(Stated task): What follows is a set of records, each of which is to be written out exactly.

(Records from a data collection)

= = =

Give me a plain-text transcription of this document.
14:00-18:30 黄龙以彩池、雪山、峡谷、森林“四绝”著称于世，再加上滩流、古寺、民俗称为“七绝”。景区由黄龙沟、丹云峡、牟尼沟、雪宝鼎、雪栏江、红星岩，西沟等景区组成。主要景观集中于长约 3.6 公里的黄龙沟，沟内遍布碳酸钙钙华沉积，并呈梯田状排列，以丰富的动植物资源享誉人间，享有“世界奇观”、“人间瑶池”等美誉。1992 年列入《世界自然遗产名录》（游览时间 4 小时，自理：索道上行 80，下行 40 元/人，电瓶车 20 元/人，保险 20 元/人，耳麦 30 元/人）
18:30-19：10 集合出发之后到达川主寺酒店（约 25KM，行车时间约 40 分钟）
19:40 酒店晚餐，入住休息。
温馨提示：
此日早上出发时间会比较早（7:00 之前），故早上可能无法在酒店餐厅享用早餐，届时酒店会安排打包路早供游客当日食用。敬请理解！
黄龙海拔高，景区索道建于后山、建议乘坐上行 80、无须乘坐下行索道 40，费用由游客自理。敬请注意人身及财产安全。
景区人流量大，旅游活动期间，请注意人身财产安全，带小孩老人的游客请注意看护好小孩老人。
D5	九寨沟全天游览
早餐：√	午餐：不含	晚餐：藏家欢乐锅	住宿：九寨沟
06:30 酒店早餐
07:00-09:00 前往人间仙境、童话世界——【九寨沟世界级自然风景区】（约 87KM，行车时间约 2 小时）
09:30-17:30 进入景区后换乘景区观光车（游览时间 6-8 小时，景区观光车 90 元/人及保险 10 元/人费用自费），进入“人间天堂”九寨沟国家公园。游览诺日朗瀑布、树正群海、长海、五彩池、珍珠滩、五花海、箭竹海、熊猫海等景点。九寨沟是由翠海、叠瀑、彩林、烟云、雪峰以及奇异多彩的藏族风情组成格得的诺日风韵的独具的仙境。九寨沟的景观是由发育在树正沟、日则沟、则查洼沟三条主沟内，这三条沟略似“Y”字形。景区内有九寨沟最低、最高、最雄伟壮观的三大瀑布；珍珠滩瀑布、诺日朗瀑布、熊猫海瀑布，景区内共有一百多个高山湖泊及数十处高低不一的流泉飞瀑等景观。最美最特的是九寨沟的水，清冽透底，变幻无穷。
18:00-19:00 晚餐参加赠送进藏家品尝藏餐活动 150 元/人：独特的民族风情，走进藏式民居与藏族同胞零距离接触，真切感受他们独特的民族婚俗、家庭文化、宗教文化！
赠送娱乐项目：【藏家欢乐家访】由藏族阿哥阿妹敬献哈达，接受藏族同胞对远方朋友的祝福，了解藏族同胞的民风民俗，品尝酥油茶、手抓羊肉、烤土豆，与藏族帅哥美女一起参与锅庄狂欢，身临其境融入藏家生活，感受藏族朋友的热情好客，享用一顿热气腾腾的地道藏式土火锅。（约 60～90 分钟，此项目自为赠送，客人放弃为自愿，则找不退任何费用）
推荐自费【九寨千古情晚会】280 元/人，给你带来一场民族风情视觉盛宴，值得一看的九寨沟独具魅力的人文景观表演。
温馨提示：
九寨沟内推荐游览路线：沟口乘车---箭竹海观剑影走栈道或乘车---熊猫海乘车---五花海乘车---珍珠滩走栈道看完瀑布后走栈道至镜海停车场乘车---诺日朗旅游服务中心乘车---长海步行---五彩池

= = =

(Full response):
Give me a plain-text transcription of this document.
14:00-18:30 黄龙以彩池、雪山、峡谷、森林“四绝”著称于世，再加上滩流、古寺、民俗称为“七绝”。景区由黄龙沟、丹云峡、牟尼沟、雪宝鼎、雪栏江、红星岩，西沟等景区组成。主要景观集中于长约 3.6 公里的黄龙沟，沟内遍布碳酸钙钙华沉积，并呈梯田状排列，以丰富的动植物资源享誉人间，享有“世界奇观”、“人间瑶池”等美誉。1992 年列入《世界自然遗产名录》（游览时间 4 小时，自理：索道上行 80，下行 40 元/人，电瓶车 20 元/人，保险 20 元/人，耳麦 30 元/人）
18:30-19：10 集合出发之后到达川主寺酒店（约 25KM，行车时间约 40 分钟）
19:40 酒店晚餐，入住休息。
温馨提示：
此日早上出发时间会比较早（7:00 之前），故早上可能无法在酒店餐厅享用早餐，届时酒店会安排打包路早供游客当日食用。敬请理解！
黄龙海拔高，景区索道建于后山、建议乘坐上行 80、无须乘坐下行索道 40，费用由游客自理。敬请注意人身及财产安全。
景区人流量大，旅游活动期间，请注意人身财产安全，带小孩老人的游客请注意看护好小孩老人。
D5	九寨沟全天游览
早餐：√	午餐：不含	晚餐：藏家欢乐锅	住宿：九寨沟
06:30 酒店早餐
07:00-09:00 前往人间仙境、童话世界——【九寨沟世界级自然风景区】（约 87KM，行车时间约 2 小时）
09:30-17:30 进入景区后换乘景区观光车（游览时间 6-8 小时，景区观光车 90 元/人及保险 10 元/人费用自费），进入“人间天堂”九寨沟国家公园。游览诺日朗瀑布、树正群海、长海、五彩池、珍珠滩、五花海、箭竹海、熊猫海等景点。九寨沟是由翠海、叠瀑、彩林、烟云、雪峰以及奇异多彩的藏族风情组成格得的诺日风韵的独具的仙境。九寨沟的景观是由发育在树正沟、日则沟、则查洼沟三条主沟内，这三条沟略似“Y”字形。景区内有九寨沟最低、最高、最雄伟壮观的三大瀑布；珍珠滩瀑布、诺日朗瀑布、熊猫海瀑布，景区内共有一百多个高山湖泊及数十处高低不一的流泉飞瀑等景观。最美最特的是九寨沟的水，清冽透底，变幻无穷。
18:00-19:00 晚餐参加赠送进藏家品尝藏餐活动 150 元/人：独特的民族风情，走进藏式民居与藏族同胞零距离接触，真切感受他们独特的民族婚俗、家庭文化、宗教文化！
赠送娱乐项目：【藏家欢乐家访】由藏族阿哥阿妹敬献哈达，接受藏族同胞对远方朋友的祝福，了解藏族同胞的民风民俗，品尝酥油茶、手抓羊肉、烤土豆，与藏族帅哥美女一起参与锅庄狂欢，身临其境融入藏家生活，感受藏族朋友的热情好客，享用一顿热气腾腾的地道藏式土火锅。（约 60～90 分钟，此项目自为赠送，客人放弃为自愿，则找不退任何费用）
推荐自费【九寨千古情晚会】280 元/人，给你带来一场民族风情视觉盛宴，值得一看的九寨沟独具魅力的人文景观表演。
温馨提示：
九寨沟内推荐游览路线：沟口乘车---箭竹海观剑影走栈道或乘车---熊猫海乘车---五花海乘车---珍珠滩走栈道看完瀑布后走栈道至镜海停车场乘车---诺日朗旅游服务中心乘车---长海步行---五彩池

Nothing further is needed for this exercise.